● **Given problem**:
Write out every entry word for word.

● **Records shown**:
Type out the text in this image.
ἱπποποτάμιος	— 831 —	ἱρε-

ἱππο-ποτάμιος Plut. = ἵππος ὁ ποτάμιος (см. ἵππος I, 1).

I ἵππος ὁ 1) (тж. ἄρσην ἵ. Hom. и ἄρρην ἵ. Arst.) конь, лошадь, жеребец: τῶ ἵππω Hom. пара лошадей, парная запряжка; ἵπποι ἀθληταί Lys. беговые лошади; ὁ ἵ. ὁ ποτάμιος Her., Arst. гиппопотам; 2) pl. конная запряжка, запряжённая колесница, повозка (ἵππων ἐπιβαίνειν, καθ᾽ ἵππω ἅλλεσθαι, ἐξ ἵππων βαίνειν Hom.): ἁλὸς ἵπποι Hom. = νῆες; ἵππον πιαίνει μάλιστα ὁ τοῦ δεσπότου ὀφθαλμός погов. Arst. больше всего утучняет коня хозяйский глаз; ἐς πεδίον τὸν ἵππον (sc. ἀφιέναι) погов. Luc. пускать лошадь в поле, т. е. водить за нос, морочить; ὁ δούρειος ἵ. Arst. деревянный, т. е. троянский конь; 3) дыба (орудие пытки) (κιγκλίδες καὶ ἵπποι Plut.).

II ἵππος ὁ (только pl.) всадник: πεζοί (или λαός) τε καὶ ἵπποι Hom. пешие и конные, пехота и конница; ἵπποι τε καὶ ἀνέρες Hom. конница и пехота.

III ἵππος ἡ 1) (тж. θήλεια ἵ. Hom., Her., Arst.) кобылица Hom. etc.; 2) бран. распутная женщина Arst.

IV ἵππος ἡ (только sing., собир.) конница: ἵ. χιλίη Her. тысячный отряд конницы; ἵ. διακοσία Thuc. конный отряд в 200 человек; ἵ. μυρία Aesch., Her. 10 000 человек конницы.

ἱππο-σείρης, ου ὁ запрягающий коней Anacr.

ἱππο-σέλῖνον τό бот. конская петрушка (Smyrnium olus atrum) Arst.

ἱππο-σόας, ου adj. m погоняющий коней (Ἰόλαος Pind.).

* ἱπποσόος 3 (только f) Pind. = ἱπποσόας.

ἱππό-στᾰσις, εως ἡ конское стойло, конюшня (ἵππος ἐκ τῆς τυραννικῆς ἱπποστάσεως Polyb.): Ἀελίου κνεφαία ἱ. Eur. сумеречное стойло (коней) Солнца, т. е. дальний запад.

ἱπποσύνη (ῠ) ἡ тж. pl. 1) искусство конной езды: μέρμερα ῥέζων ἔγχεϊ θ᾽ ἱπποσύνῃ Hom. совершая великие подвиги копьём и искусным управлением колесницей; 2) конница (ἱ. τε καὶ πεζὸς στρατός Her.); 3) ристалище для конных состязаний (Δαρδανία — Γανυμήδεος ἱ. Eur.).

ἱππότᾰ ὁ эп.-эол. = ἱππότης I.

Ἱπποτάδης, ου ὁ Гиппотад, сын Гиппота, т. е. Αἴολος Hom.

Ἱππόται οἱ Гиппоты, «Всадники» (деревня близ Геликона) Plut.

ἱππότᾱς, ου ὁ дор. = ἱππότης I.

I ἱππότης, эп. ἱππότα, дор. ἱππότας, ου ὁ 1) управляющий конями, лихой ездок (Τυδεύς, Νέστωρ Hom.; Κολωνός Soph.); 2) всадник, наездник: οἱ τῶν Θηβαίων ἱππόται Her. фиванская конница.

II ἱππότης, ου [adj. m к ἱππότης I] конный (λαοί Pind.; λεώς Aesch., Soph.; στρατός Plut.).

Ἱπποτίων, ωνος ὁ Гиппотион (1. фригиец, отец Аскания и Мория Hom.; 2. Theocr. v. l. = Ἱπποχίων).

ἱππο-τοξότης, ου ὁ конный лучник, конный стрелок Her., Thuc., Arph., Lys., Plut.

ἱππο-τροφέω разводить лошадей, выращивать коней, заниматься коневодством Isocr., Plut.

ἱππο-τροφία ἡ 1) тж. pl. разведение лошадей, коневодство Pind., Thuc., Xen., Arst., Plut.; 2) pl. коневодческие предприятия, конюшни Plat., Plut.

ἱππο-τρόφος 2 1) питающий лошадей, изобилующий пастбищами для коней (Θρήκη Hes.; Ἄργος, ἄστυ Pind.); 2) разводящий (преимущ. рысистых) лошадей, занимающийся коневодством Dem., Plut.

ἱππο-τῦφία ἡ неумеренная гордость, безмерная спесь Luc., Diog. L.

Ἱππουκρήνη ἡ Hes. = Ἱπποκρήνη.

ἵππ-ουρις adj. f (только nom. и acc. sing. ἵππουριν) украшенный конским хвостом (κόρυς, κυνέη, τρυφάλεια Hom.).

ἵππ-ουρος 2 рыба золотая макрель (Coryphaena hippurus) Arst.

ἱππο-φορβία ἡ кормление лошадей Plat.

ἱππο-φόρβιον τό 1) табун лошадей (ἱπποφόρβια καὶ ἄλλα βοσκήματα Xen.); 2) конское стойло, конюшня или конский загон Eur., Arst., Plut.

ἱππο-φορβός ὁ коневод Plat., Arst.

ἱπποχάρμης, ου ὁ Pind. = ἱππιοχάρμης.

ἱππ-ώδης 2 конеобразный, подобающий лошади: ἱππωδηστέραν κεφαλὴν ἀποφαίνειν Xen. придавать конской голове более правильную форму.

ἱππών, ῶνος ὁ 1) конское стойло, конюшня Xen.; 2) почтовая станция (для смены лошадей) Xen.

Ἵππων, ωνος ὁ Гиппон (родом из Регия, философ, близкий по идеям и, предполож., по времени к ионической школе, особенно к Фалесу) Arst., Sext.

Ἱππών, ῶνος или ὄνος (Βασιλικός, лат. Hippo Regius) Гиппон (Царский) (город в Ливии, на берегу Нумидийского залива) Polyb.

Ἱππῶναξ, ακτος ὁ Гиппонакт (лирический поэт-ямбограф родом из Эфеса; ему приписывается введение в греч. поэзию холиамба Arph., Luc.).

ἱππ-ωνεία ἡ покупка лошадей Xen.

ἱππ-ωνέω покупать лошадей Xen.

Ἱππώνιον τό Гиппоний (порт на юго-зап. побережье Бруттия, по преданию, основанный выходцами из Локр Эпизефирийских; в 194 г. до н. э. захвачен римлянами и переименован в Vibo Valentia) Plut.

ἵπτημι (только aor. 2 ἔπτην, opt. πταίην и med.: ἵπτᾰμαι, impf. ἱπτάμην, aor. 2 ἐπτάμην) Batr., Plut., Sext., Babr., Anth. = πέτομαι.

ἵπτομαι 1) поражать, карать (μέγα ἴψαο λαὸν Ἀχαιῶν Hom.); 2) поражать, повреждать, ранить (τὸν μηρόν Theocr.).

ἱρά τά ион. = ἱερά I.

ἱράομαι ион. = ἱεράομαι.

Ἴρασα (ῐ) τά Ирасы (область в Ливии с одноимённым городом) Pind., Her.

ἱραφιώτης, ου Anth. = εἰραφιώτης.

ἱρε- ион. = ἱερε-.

● **Reply**:
Type out the text in this image.
ἱπποποτάμιος	— 831 —	ἱρε-

ἱππο-ποτάμιος Plut. = ἵππος ὁ ποτάμιος (см. ἵππος I, 1).

I ἵππος ὁ 1) (тж. ἄρσην ἵ. Hom. и ἄρρην ἵ. Arst.) конь, лошадь, жеребец: τῶ ἵππω Hom. пара лошадей, парная запряжка; ἵπποι ἀθληταί Lys. беговые лошади; ὁ ἵ. ὁ ποτάμιος Her., Arst. гиппопотам; 2) pl. конная запряжка, запряжённая колесница, повозка (ἵππων ἐπιβαίνειν, καθ᾽ ἵππω ἅλλεσθαι, ἐξ ἵππων βαίνειν Hom.): ἁλὸς ἵπποι Hom. = νῆες; ἵππον πιαίνει μάλιστα ὁ τοῦ δεσπότου ὀφθαλμός погов. Arst. больше всего утучняет коня хозяйский глаз; ἐς πεδίον τὸν ἵππον (sc. ἀφιέναι) погов. Luc. пускать лошадь в поле, т. е. водить за нос, морочить; ὁ δούρειος ἵ. Arst. деревянный, т. е. троянский конь; 3) дыба (орудие пытки) (κιγκλίδες καὶ ἵπποι Plut.).

II ἵππος ὁ (только pl.) всадник: πεζοί (или λαός) τε καὶ ἵπποι Hom. пешие и конные, пехота и конница; ἵπποι τε καὶ ἀνέρες Hom. конница и пехота.

III ἵππος ἡ 1) (тж. θήλεια ἵ. Hom., Her., Arst.) кобылица Hom. etc.; 2) бран. распутная женщина Arst.

IV ἵππος ἡ (только sing., собир.) конница: ἵ. χιλίη Her. тысячный отряд конницы; ἵ. διακοσία Thuc. конный отряд в 200 человек; ἵ. μυρία Aesch., Her. 10 000 человек конницы.

ἱππο-σείρης, ου ὁ запрягающий коней Anacr.

ἱππο-σέλῖνον τό бот. конская петрушка (Smyrnium olus atrum) Arst.

ἱππο-σόας, ου adj. m погоняющий коней (Ἰόλαος Pind.).

* ἱπποσόος 3 (только f) Pind. = ἱπποσόας.

ἱππό-στᾰσις, εως ἡ конское стойло, конюшня (ἵππος ἐκ τῆς τυραννικῆς ἱπποστάσεως Polyb.): Ἀελίου κνεφαία ἱ. Eur. сумеречное стойло (коней) Солнца, т. е. дальний запад.

ἱπποσύνη (ῠ) ἡ тж. pl. 1) искусство конной езды: μέρμερα ῥέζων ἔγχεϊ θ᾽ ἱπποσύνῃ Hom. совершая великие подвиги копьём и искусным управлением колесницей; 2) конница (ἱ. τε καὶ πεζὸς στρατός Her.); 3) ристалище для конных состязаний (Δαρδανία — Γανυμήδεος ἱ. Eur.).

ἱππότᾰ ὁ эп.-эол. = ἱππότης I.

Ἱπποτάδης, ου ὁ Гиппотад, сын Гиппота, т. е. Αἴολος Hom.

Ἱππόται οἱ Гиппоты, «Всадники» (деревня близ Геликона) Plut.

ἱππότᾱς, ου ὁ дор. = ἱππότης I.

I ἱππότης, эп. ἱππότα, дор. ἱππότας, ου ὁ 1) управляющий конями, лихой ездок (Τυδεύς, Νέστωρ Hom.; Κολωνός Soph.); 2) всадник, наездник: οἱ τῶν Θηβαίων ἱππόται Her. фиванская конница.

II ἱππότης, ου [adj. m к ἱππότης I] конный (λαοί Pind.; λεώς Aesch., Soph.; στρατός Plut.).

Ἱπποτίων, ωνος ὁ Гиппотион (1. фригиец, отец Аскания и Мория Hom.; 2. Theocr. v. l. = Ἱπποχίων).

ἱππο-τοξότης, ου ὁ конный лучник, конный стрелок Her., Thuc., Arph., Lys., Plut.

ἱππο-τροφέω разводить лошадей, выращивать коней, заниматься коневодством Isocr., Plut.

ἱππο-τροφία ἡ 1) тж. pl. разведение лошадей, коневодство Pind., Thuc., Xen., Arst., Plut.; 2) pl. коневодческие предприятия, конюшни Plat., Plut.

ἱππο-τρόφος 2 1) питающий лошадей, изобилующий пастбищами для коней (Θρήκη Hes.; Ἄργος, ἄστυ Pind.); 2) разводящий (преимущ. рысистых) лошадей, занимающийся коневодством Dem., Plut.

ἱππο-τῦφία ἡ неумеренная гордость, безмерная спесь Luc., Diog. L.

Ἱππουκρήνη ἡ Hes. = Ἱπποκρήνη.

ἵππ-ουρις adj. f (только nom. и acc. sing. ἵππουριν) украшенный конским хвостом (κόρυς, κυνέη, τρυφάλεια Hom.).

ἵππ-ουρος 2 рыба золотая макрель (Coryphaena hippurus) Arst.

ἱππο-φορβία ἡ кормление лошадей Plat.

ἱππο-φόρβιον τό 1) табун лошадей (ἱπποφόρβια καὶ ἄλλα βοσκήματα Xen.); 2) конское стойло, конюшня или конский загон Eur., Arst., Plut.

ἱππο-φορβός ὁ коневод Plat., Arst.

ἱπποχάρμης, ου ὁ Pind. = ἱππιοχάρμης.

ἱππ-ώδης 2 конеобразный, подобающий лошади: ἱππωδηστέραν κεφαλὴν ἀποφαίνειν Xen. придавать конской голове более правильную форму.

ἱππών, ῶνος ὁ 1) конское стойло, конюшня Xen.; 2) почтовая станция (для смены лошадей) Xen.

Ἵππων, ωνος ὁ Гиппон (родом из Регия, философ, близкий по идеям и, предполож., по времени к ионической школе, особенно к Фалесу) Arst., Sext.

Ἱππών, ῶνος или ὄνος (Βασιλικός, лат. Hippo Regius) Гиппон (Царский) (город в Ливии, на берегу Нумидийского залива) Polyb.

Ἱππῶναξ, ακτος ὁ Гиппонакт (лирический поэт-ямбограф родом из Эфеса; ему приписывается введение в греч. поэзию холиамба Arph., Luc.).

ἱππ-ωνεία ἡ покупка лошадей Xen.

ἱππ-ωνέω покупать лошадей Xen.

Ἱππώνιον τό Гиппоний (порт на юго-зап. побережье Бруттия, по преданию, основанный выходцами из Локр Эпизефирийских; в 194 г. до н. э. захвачен римлянами и переименован в Vibo Valentia) Plut.

ἵπτημι (только aor. 2 ἔπτην, opt. πταίην и med.: ἵπτᾰμαι, impf. ἱπτάμην, aor. 2 ἐπτάμην) Batr., Plut., Sext., Babr., Anth. = πέτομαι.

ἵπτομαι 1) поражать, карать (μέγα ἴψαο λαὸν Ἀχαιῶν Hom.); 2) поражать, повреждать, ранить (τὸν μηρόν Theocr.).

ἱρά τά ион. = ἱερά I.

ἱράομαι ион. = ἱεράομαι.

Ἴρασα (ῐ) τά Ирасы (область в Ливии с одноимённым городом) Pind., Her.

ἱραφιώτης, ου Anth. = εἰραφιώτης.

ἱρε- ион. = ἱερε-.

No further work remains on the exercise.